### Written request
Copy out every line exactly as given.

### Extracted records

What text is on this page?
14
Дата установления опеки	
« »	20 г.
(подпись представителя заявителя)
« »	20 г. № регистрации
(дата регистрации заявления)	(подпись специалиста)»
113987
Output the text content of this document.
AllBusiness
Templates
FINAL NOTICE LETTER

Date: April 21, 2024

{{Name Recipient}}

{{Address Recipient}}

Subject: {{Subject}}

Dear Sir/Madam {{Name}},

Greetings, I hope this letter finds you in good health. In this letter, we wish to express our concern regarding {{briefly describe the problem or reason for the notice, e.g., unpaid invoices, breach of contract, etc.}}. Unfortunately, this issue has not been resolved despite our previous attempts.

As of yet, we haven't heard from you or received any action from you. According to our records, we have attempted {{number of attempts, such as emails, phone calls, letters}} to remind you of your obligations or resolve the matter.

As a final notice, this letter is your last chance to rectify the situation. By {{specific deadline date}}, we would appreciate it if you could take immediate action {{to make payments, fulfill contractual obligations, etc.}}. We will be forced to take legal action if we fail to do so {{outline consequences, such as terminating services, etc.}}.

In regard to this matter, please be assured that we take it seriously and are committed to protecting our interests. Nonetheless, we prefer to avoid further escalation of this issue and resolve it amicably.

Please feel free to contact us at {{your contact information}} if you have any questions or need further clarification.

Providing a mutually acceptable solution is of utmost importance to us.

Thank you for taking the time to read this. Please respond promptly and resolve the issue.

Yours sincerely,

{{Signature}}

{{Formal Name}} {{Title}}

### Task response
What text is on this page?
14
Дата установления опеки	
« »	20 г.
(подпись представителя заявителя)
« »	20 г. № регистрации
(дата регистрации заявления)	(подпись специалиста)»
113987
Output the text content of this document.
AllBusiness
Templates
FINAL NOTICE LETTER

Date: April 21, 2024

{{Name Recipient}}

{{Address Recipient}}

Subject: {{Subject}}

Dear Sir/Madam {{Name}},

Greetings, I hope this letter finds you in good health. In this letter, we wish to express our concern regarding {{briefly describe the problem or reason for the notice, e.g., unpaid invoices, breach of contract, etc.}}. Unfortunately, this issue has not been resolved despite our previous attempts.

As of yet, we haven't heard from you or received any action from you. According to our records, we have attempted {{number of attempts, such as emails, phone calls, letters}} to remind you of your obligations or resolve the matter.

As a final notice, this letter is your last chance to rectify the situation. By {{specific deadline date}}, we would appreciate it if you could take immediate action {{to make payments, fulfill contractual obligations, etc.}}. We will be forced to take legal action if we fail to do so {{outline consequences, such as terminating services, etc.}}.

In regard to this matter, please be assured that we take it seriously and are committed to protecting our interests. Nonetheless, we prefer to avoid further escalation of this issue and resolve it amicably.

Please feel free to contact us at {{your contact information}} if you have any questions or need further clarification.

Providing a mutually acceptable solution is of utmost importance to us.

Thank you for taking the time to read this. Please respond promptly and resolve the issue.

Yours sincerely,

{{Signature}}

{{Formal Name}} {{Title}}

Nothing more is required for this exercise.